#### MATERIAL PROVIDED
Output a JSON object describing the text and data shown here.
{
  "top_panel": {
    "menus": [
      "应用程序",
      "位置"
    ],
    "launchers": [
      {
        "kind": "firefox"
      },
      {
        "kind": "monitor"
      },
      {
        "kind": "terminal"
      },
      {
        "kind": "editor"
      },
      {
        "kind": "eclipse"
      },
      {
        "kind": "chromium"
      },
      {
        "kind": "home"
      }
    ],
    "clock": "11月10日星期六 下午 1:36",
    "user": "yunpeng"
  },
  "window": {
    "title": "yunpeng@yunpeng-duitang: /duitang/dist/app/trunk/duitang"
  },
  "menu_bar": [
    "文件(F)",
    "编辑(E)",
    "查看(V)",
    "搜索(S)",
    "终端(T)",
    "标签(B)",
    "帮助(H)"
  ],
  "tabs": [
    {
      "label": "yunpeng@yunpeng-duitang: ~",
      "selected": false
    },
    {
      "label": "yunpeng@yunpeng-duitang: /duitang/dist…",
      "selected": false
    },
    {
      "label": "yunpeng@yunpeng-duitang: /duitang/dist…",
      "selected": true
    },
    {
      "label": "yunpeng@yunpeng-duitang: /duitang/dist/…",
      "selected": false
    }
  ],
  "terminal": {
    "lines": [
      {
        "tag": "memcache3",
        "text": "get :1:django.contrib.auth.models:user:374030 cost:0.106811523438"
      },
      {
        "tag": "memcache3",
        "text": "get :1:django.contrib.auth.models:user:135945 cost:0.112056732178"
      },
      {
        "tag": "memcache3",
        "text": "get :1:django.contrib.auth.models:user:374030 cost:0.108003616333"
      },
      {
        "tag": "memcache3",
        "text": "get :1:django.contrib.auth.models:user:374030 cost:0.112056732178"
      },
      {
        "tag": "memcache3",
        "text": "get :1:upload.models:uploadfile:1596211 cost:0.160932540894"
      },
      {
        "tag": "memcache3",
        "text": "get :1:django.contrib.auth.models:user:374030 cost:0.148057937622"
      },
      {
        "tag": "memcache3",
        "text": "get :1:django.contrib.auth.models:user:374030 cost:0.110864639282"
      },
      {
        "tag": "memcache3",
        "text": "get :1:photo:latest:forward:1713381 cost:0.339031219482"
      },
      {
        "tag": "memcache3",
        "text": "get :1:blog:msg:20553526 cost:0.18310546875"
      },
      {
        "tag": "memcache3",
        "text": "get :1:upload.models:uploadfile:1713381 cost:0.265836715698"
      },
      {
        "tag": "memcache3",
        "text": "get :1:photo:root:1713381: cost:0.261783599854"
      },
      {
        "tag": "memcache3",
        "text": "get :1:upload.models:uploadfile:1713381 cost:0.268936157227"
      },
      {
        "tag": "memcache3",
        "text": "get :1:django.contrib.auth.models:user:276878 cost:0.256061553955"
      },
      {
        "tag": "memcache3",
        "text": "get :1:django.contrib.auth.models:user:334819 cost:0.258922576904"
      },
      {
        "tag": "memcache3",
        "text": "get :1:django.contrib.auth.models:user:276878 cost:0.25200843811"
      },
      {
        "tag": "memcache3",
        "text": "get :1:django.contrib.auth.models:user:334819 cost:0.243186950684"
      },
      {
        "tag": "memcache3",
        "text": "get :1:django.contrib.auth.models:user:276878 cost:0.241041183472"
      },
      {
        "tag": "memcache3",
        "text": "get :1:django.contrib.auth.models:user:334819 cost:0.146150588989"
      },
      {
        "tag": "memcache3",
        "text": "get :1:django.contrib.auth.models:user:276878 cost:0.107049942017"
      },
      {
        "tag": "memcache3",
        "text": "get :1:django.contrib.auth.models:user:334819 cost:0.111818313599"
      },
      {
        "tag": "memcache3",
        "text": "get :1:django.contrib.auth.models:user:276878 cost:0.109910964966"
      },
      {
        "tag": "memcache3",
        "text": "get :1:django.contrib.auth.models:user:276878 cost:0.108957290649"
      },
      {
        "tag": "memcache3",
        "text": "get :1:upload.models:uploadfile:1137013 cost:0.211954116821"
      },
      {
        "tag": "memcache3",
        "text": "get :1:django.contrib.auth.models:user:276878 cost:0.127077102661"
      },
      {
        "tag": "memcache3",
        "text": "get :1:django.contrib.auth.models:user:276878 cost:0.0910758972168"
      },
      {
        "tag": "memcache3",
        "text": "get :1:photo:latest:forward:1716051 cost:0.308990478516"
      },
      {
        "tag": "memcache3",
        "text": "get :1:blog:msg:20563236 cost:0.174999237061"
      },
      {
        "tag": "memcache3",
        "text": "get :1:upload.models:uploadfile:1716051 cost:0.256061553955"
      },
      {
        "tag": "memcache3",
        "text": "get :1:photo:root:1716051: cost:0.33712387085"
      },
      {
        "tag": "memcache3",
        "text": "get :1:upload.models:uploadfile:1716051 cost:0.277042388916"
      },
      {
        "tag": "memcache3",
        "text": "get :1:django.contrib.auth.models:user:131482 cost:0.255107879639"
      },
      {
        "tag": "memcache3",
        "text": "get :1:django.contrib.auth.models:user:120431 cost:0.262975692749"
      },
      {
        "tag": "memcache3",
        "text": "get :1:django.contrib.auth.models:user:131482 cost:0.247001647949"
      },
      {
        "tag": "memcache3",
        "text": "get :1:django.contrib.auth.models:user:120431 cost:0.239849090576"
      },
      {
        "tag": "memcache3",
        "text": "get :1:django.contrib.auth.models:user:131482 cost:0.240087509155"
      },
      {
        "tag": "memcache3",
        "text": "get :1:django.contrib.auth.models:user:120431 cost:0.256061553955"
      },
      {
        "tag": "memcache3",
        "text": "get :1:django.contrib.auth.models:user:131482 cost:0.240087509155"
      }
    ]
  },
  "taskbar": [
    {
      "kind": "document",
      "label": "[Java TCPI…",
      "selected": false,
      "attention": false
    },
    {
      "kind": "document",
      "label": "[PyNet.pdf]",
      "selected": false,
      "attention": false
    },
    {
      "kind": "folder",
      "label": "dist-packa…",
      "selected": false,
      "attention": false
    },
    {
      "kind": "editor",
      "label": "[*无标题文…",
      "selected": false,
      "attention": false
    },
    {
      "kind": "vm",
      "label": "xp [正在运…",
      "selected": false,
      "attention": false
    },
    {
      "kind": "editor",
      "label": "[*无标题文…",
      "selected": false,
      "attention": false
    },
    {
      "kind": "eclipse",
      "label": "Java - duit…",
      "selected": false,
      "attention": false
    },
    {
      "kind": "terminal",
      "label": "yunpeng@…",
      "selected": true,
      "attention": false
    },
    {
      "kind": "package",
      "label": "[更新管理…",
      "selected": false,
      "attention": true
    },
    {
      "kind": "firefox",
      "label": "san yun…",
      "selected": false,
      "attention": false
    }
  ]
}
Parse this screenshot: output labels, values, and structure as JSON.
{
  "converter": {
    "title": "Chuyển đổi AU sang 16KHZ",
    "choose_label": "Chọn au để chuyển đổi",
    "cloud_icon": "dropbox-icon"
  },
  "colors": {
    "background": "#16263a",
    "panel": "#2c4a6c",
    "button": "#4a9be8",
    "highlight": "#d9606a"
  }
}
########
• **GIVEN REQUEST**: Please quote every record above exactly as it appears.

• **EXPECTED ANSWER**:
Output a JSON object describing the text and data shown here.
{
  "top_panel": {
    "menus": [
      "应用程序",
      "位置"
    ],
    "launchers": [
      {
        "kind": "firefox"
      },
      {
        "kind": "monitor"
      },
      {
        "kind": "terminal"
      },
      {
        "kind": "editor"
      },
      {
        "kind": "eclipse"
      },
      {
        "kind": "chromium"
      },
      {
        "kind": "home"
      }
    ],
    "clock": "11月10日星期六 下午 1:36",
    "user": "yunpeng"
  },
  "window": {
    "title": "yunpeng@yunpeng-duitang: /duitang/dist/app/trunk/duitang"
  },
  "menu_bar": [
    "文件(F)",
    "编辑(E)",
    "查看(V)",
    "搜索(S)",
    "终端(T)",
    "标签(B)",
    "帮助(H)"
  ],
  "tabs": [
    {
      "label": "yunpeng@yunpeng-duitang: ~",
      "selected": false
    },
    {
      "label": "yunpeng@yunpeng-duitang: /duitang/dist…",
      "selected": false
    },
    {
      "label": "yunpeng@yunpeng-duitang: /duitang/dist…",
      "selected": true
    },
    {
      "label": "yunpeng@yunpeng-duitang: /duitang/dist/…",
      "selected": false
    }
  ],
  "terminal": {
    "lines": [
      {
        "tag": "memcache3",
        "text": "get :1:django.contrib.auth.models:user:374030 cost:0.106811523438"
      },
      {
        "tag": "memcache3",
        "text": "get :1:django.contrib.auth.models:user:135945 cost:0.112056732178"
      },
      {
        "tag": "memcache3",
        "text": "get :1:django.contrib.auth.models:user:374030 cost:0.108003616333"
      },
      {
        "tag": "memcache3",
        "text": "get :1:django.contrib.auth.models:user:374030 cost:0.112056732178"
      },
      {
        "tag": "memcache3",
        "text": "get :1:upload.models:uploadfile:1596211 cost:0.160932540894"
      },
      {
        "tag": "memcache3",
        "text": "get :1:django.contrib.auth.models:user:374030 cost:0.148057937622"
      },
      {
        "tag": "memcache3",
        "text": "get :1:django.contrib.auth.models:user:374030 cost:0.110864639282"
      },
      {
        "tag": "memcache3",
        "text": "get :1:photo:latest:forward:1713381 cost:0.339031219482"
      },
      {
        "tag": "memcache3",
        "text": "get :1:blog:msg:20553526 cost:0.18310546875"
      },
      {
        "tag": "memcache3",
        "text": "get :1:upload.models:uploadfile:1713381 cost:0.265836715698"
      },
      {
        "tag": "memcache3",
        "text": "get :1:photo:root:1713381: cost:0.261783599854"
      },
      {
        "tag": "memcache3",
        "text": "get :1:upload.models:uploadfile:1713381 cost:0.268936157227"
      },
      {
        "tag": "memcache3",
        "text": "get :1:django.contrib.auth.models:user:276878 cost:0.256061553955"
      },
      {
        "tag": "memcache3",
        "text": "get :1:django.contrib.auth.models:user:334819 cost:0.258922576904"
      },
      {
        "tag": "memcache3",
        "text": "get :1:django.contrib.auth.models:user:276878 cost:0.25200843811"
      },
      {
        "tag": "memcache3",
        "text": "get :1:django.contrib.auth.models:user:334819 cost:0.243186950684"
      },
      {
        "tag": "memcache3",
        "text": "get :1:django.contrib.auth.models:user:276878 cost:0.241041183472"
      },
      {
        "tag": "memcache3",
        "text": "get :1:django.contrib.auth.models:user:334819 cost:0.146150588989"
      },
      {
        "tag": "memcache3",
        "text": "get :1:django.contrib.auth.models:user:276878 cost:0.107049942017"
      },
      {
        "tag": "memcache3",
        "text": "get :1:django.contrib.auth.models:user:334819 cost:0.111818313599"
      },
      {
        "tag": "memcache3",
        "text": "get :1:django.contrib.auth.models:user:276878 cost:0.109910964966"
      },
      {
        "tag": "memcache3",
        "text": "get :1:django.contrib.auth.models:user:276878 cost:0.108957290649"
      },
      {
        "tag": "memcache3",
        "text": "get :1:upload.models:uploadfile:1137013 cost:0.211954116821"
      },
      {
        "tag": "memcache3",
        "text": "get :1:django.contrib.auth.models:user:276878 cost:0.127077102661"
      },
      {
        "tag": "memcache3",
        "text": "get :1:django.contrib.auth.models:user:276878 cost:0.0910758972168"
      },
      {
        "tag": "memcache3",
        "text": "get :1:photo:latest:forward:1716051 cost:0.308990478516"
      },
      {
        "tag": "memcache3",
        "text": "get :1:blog:msg:20563236 cost:0.174999237061"
      },
      {
        "tag": "memcache3",
        "text": "get :1:upload.models:uploadfile:1716051 cost:0.256061553955"
      },
      {
        "tag": "memcache3",
        "text": "get :1:photo:root:1716051: cost:0.33712387085"
      },
      {
        "tag": "memcache3",
        "text": "get :1:upload.models:uploadfile:1716051 cost:0.277042388916"
      },
      {
        "tag": "memcache3",
        "text": "get :1:django.contrib.auth.models:user:131482 cost:0.255107879639"
      },
      {
        "tag": "memcache3",
        "text": "get :1:django.contrib.auth.models:user:120431 cost:0.262975692749"
      },
      {
        "tag": "memcache3",
        "text": "get :1:django.contrib.auth.models:user:131482 cost:0.247001647949"
      },
      {
        "tag": "memcache3",
        "text": "get :1:django.contrib.auth.models:user:120431 cost:0.239849090576"
      },
      {
        "tag": "memcache3",
        "text": "get :1:django.contrib.auth.models:user:131482 cost:0.240087509155"
      },
      {
        "tag": "memcache3",
        "text": "get :1:django.contrib.auth.models:user:120431 cost:0.256061553955"
      },
      {
        "tag": "memcache3",
        "text": "get :1:django.contrib.auth.models:user:131482 cost:0.240087509155"
      }
    ]
  },
  "taskbar": [
    {
      "kind": "document",
      "label": "[Java TCPI…",
      "selected": false,
      "attention": false
    },
    {
      "kind": "document",
      "label": "[PyNet.pdf]",
      "selected": false,
      "attention": false
    },
    {
      "kind": "folder",
      "label": "dist-packa…",
      "selected": false,
      "attention": false
    },
    {
      "kind": "editor",
      "label": "[*无标题文…",
      "selected": false,
      "attention": false
    },
    {
      "kind": "vm",
      "label": "xp [正在运…",
      "selected": false,
      "attention": false
    },
    {
      "kind": "editor",
      "label": "[*无标题文…",
      "selected": false,
      "attention": false
    },
    {
      "kind": "eclipse",
      "label": "Java - duit…",
      "selected": false,
      "attention": false
    },
    {
      "kind": "terminal",
      "label": "yunpeng@…",
      "selected": true,
      "attention": false
    },
    {
      "kind": "package",
      "label": "[更新管理…",
      "selected": false,
      "attention": true
    },
    {
      "kind": "firefox",
      "label": "san yun…",
      "selected": false,
      "attention": false
    }
  ]
}
Parse this screenshot: output labels, values, and structure as JSON.
{
  "converter": {
    "title": "Chuyển đổi AU sang 16KHZ",
    "choose_label": "Chọn au để chuyển đổi",
    "cloud_icon": "dropbox-icon"
  },
  "colors": {
    "background": "#16263a",
    "panel": "#2c4a6c",
    "button": "#4a9be8",
    "highlight": "#d9606a"
  }
}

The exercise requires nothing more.